### WORK ORDER
Each line of the records below that contains "such" needs to be copied.
##### INPUT RECORDS #####
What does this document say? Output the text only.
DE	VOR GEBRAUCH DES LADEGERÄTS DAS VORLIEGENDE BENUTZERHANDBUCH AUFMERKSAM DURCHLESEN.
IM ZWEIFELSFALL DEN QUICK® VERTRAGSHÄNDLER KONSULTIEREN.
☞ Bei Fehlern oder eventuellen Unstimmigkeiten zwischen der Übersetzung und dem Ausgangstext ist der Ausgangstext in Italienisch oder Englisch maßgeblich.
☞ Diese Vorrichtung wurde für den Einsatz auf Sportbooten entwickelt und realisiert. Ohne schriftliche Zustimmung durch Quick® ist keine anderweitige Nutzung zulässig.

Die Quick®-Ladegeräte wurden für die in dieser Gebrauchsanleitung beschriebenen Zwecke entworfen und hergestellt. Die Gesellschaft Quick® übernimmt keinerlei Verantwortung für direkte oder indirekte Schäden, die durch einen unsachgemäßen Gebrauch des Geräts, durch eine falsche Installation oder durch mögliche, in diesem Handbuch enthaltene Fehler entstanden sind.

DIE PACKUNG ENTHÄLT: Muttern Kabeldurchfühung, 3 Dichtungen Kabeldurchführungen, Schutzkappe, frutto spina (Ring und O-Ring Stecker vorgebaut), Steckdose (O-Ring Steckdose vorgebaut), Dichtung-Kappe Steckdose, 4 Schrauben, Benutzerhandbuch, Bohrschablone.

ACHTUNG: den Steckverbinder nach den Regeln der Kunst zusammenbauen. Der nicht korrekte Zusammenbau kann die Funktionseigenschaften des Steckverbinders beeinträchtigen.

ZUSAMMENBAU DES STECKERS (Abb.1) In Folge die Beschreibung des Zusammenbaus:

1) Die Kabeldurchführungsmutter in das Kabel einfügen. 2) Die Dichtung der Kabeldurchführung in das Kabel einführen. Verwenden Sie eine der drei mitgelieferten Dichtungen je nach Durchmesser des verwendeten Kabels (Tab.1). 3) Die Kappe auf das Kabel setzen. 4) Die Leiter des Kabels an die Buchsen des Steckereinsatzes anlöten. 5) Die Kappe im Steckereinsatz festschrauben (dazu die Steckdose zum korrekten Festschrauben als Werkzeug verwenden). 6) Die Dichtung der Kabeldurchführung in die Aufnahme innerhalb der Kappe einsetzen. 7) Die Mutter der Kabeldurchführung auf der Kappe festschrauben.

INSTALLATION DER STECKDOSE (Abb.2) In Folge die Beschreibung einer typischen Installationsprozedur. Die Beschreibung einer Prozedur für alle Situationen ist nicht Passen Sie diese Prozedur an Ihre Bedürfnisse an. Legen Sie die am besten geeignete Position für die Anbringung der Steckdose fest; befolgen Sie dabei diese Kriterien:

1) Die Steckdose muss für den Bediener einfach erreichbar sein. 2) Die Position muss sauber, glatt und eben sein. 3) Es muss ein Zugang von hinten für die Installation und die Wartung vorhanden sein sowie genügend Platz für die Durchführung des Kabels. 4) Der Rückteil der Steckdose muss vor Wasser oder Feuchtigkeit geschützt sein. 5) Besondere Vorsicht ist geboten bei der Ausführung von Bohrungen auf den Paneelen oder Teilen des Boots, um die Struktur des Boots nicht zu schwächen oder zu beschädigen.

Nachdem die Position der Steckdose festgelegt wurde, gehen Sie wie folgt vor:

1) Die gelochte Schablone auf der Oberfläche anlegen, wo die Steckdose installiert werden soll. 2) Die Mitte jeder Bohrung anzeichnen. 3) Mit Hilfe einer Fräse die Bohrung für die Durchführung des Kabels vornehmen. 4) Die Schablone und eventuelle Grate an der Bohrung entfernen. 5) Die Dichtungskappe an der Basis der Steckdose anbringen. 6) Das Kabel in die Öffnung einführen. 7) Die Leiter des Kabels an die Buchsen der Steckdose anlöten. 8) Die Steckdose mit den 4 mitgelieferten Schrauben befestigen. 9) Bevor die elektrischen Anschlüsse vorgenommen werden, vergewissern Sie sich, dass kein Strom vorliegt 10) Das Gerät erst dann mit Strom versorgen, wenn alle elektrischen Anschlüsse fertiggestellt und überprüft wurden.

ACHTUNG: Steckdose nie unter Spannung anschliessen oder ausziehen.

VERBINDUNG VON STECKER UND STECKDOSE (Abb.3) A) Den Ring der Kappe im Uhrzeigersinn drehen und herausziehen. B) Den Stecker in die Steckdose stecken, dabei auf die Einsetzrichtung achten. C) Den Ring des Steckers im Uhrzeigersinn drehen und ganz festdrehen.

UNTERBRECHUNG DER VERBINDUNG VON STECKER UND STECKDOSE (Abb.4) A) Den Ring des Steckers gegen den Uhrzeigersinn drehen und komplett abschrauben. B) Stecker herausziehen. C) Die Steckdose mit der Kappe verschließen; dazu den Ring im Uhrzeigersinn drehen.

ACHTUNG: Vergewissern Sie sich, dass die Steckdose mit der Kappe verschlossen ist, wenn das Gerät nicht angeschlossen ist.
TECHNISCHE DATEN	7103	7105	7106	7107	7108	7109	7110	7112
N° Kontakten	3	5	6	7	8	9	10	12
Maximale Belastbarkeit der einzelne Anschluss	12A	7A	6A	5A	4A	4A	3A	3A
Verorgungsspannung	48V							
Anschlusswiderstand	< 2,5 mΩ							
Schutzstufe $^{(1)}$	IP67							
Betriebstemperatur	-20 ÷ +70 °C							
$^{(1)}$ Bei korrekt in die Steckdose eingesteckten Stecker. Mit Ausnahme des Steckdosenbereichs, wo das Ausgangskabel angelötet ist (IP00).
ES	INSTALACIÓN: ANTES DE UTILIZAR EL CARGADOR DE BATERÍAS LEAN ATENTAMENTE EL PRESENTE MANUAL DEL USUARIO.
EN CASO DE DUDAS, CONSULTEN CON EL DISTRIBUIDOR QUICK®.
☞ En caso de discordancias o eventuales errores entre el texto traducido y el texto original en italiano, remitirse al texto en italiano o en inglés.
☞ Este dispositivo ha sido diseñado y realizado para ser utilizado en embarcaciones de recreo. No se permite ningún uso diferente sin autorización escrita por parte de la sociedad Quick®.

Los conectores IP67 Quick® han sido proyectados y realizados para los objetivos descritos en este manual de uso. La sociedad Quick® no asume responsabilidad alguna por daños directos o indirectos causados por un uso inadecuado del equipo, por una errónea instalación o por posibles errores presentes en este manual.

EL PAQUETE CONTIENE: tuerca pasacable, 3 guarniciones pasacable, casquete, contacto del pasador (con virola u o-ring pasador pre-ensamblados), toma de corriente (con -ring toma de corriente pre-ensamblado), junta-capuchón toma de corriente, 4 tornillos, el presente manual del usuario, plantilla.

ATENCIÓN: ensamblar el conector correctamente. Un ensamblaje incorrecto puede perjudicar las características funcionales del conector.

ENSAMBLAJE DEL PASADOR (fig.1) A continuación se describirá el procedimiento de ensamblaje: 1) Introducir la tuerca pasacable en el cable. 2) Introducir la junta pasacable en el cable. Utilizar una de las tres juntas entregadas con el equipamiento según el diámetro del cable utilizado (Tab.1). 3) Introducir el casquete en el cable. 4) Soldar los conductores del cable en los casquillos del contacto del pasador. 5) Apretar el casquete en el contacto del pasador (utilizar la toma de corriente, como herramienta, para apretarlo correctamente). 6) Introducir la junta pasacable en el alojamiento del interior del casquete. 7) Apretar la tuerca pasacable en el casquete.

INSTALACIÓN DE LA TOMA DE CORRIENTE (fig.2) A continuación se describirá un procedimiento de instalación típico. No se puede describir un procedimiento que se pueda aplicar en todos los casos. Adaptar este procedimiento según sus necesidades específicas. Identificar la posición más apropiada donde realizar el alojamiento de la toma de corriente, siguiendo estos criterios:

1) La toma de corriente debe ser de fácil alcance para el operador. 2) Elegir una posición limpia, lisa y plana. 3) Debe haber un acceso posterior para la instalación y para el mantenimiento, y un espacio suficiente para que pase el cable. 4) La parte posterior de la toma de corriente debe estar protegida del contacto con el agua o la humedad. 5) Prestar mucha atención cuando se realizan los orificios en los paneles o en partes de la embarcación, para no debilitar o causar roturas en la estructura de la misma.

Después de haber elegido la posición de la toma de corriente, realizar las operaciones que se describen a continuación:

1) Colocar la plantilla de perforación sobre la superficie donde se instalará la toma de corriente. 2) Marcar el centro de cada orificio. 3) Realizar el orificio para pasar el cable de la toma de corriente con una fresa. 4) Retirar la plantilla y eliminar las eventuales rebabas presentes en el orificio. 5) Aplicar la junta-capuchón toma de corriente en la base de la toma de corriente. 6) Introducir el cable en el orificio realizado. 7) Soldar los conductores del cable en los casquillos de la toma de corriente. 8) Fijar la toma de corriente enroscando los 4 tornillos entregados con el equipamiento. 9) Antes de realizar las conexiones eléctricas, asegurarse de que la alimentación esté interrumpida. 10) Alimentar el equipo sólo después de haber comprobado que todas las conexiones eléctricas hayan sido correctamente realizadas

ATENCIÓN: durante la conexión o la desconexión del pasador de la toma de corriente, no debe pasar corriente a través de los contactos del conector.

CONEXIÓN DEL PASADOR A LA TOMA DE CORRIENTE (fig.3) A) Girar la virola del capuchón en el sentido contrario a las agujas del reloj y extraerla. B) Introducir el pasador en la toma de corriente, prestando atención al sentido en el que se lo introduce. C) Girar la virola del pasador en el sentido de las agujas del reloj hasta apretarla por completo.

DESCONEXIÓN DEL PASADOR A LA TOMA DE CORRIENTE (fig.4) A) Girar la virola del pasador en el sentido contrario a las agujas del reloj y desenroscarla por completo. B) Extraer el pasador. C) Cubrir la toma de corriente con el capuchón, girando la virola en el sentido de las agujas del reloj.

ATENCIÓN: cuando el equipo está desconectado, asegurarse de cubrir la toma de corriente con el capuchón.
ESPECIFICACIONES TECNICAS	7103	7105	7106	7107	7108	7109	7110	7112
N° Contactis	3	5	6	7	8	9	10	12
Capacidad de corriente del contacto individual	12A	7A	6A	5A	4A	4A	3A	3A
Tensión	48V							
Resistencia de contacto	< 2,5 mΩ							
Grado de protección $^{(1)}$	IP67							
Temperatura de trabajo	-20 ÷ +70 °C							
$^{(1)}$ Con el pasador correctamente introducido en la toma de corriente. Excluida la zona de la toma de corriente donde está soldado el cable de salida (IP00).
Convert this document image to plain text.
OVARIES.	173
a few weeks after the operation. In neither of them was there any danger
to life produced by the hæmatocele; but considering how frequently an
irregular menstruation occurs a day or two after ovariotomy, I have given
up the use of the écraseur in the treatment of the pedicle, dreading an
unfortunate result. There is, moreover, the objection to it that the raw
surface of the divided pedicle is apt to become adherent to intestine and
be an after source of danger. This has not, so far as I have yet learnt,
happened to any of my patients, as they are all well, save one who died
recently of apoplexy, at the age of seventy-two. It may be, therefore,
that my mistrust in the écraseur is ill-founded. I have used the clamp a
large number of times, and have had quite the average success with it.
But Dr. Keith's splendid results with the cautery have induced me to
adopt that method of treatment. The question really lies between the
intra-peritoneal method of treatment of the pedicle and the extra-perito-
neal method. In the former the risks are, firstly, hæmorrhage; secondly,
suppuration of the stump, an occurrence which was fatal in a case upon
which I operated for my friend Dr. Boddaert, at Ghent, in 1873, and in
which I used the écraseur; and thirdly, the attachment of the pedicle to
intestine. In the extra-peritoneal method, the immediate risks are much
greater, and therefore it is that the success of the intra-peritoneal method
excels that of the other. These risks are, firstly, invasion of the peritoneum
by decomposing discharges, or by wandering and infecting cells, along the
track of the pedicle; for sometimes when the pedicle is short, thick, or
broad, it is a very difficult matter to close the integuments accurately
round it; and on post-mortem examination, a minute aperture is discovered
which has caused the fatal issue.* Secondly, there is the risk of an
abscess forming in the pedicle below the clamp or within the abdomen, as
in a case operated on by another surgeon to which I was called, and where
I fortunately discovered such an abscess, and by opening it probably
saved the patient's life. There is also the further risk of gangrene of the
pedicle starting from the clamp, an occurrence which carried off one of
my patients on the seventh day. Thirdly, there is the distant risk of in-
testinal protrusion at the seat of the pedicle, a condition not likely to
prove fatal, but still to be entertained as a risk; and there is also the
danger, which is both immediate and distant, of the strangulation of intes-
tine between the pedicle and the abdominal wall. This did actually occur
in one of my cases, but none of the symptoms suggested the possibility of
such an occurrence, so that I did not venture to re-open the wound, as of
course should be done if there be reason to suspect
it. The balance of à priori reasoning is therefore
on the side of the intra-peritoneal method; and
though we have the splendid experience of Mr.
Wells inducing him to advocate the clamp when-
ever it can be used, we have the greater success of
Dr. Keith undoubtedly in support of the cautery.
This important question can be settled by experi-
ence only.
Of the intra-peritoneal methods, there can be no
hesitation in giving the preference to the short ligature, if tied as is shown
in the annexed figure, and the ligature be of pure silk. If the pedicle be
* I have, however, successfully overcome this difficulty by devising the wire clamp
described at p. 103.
#####
### RESPONSE
I fortunately discovered such an abscess, and by opening it probably
such an occurrence, so that I did not venture to re-open the wound, as of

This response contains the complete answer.